• _Stored rows_:
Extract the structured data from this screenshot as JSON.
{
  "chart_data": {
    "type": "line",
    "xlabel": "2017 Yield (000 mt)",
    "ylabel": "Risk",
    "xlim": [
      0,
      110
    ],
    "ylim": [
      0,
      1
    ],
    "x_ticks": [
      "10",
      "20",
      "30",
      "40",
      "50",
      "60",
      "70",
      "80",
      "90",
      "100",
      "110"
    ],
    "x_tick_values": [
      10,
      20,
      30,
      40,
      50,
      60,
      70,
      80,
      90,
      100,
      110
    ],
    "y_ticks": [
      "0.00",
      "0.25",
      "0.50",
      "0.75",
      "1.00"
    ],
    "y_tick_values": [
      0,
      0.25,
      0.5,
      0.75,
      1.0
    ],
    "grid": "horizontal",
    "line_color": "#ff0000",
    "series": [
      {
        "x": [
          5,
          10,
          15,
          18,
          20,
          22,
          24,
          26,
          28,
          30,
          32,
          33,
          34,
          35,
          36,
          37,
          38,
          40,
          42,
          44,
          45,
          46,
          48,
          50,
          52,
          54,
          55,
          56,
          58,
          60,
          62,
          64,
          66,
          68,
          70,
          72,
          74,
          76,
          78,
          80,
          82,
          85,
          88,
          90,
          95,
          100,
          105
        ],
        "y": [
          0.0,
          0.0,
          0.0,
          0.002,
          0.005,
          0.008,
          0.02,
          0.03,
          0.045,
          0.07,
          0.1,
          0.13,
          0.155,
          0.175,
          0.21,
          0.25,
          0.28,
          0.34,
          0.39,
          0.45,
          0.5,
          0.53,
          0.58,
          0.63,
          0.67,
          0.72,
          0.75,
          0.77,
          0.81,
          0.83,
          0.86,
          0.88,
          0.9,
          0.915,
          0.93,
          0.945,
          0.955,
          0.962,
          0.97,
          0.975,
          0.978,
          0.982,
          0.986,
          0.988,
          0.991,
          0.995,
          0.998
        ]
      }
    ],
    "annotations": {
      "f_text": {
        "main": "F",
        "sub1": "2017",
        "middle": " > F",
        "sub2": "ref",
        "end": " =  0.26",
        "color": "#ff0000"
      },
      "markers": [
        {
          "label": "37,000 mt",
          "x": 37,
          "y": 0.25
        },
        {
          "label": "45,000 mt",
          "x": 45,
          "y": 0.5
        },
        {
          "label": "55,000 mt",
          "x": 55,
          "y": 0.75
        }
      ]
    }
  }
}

• _Work required_:
Transcribe every line of the data, exactly as it stands.

• _Problem solution_:
Extract the structured data from this screenshot as JSON.
{
  "chart_data": {
    "type": "line",
    "xlabel": "2017 Yield (000 mt)",
    "ylabel": "Risk",
    "xlim": [
      0,
      110
    ],
    "ylim": [
      0,
      1
    ],
    "x_ticks": [
      "10",
      "20",
      "30",
      "40",
      "50",
      "60",
      "70",
      "80",
      "90",
      "100",
      "110"
    ],
    "x_tick_values": [
      10,
      20,
      30,
      40,
      50,
      60,
      70,
      80,
      90,
      100,
      110
    ],
    "y_ticks": [
      "0.00",
      "0.25",
      "0.50",
      "0.75",
      "1.00"
    ],
    "y_tick_values": [
      0,
      0.25,
      0.5,
      0.75,
      1.0
    ],
    "grid": "horizontal",
    "line_color": "#ff0000",
    "series": [
      {
        "x": [
          5,
          10,
          15,
          18,
          20,
          22,
          24,
          26,
          28,
          30,
          32,
          33,
          34,
          35,
          36,
          37,
          38,
          40,
          42,
          44,
          45,
          46,
          48,
          50,
          52,
          54,
          55,
          56,
          58,
          60,
          62,
          64,
          66,
          68,
          70,
          72,
          74,
          76,
          78,
          80,
          82,
          85,
          88,
          90,
          95,
          100,
          105
        ],
        "y": [
          0.0,
          0.0,
          0.0,
          0.002,
          0.005,
          0.008,
          0.02,
          0.03,
          0.045,
          0.07,
          0.1,
          0.13,
          0.155,
          0.175,
          0.21,
          0.25,
          0.28,
          0.34,
          0.39,
          0.45,
          0.5,
          0.53,
          0.58,
          0.63,
          0.67,
          0.72,
          0.75,
          0.77,
          0.81,
          0.83,
          0.86,
          0.88,
          0.9,
          0.915,
          0.93,
          0.945,
          0.955,
          0.962,
          0.97,
          0.975,
          0.978,
          0.982,
          0.986,
          0.988,
          0.991,
          0.995,
          0.998
        ]
      }
    ],
    "annotations": {
      "f_text": {
        "main": "F",
        "sub1": "2017",
        "middle": " > F",
        "sub2": "ref",
        "end": " =  0.26",
        "color": "#ff0000"
      },
      "markers": [
        {
          "label": "37,000 mt",
          "x": 37,
          "y": 0.25
        },
        {
          "label": "45,000 mt",
          "x": 45,
          "y": 0.5
        },
        {
          "label": "55,000 mt",
          "x": 55,
          "y": 0.75
        }
      ]
    }
  }
}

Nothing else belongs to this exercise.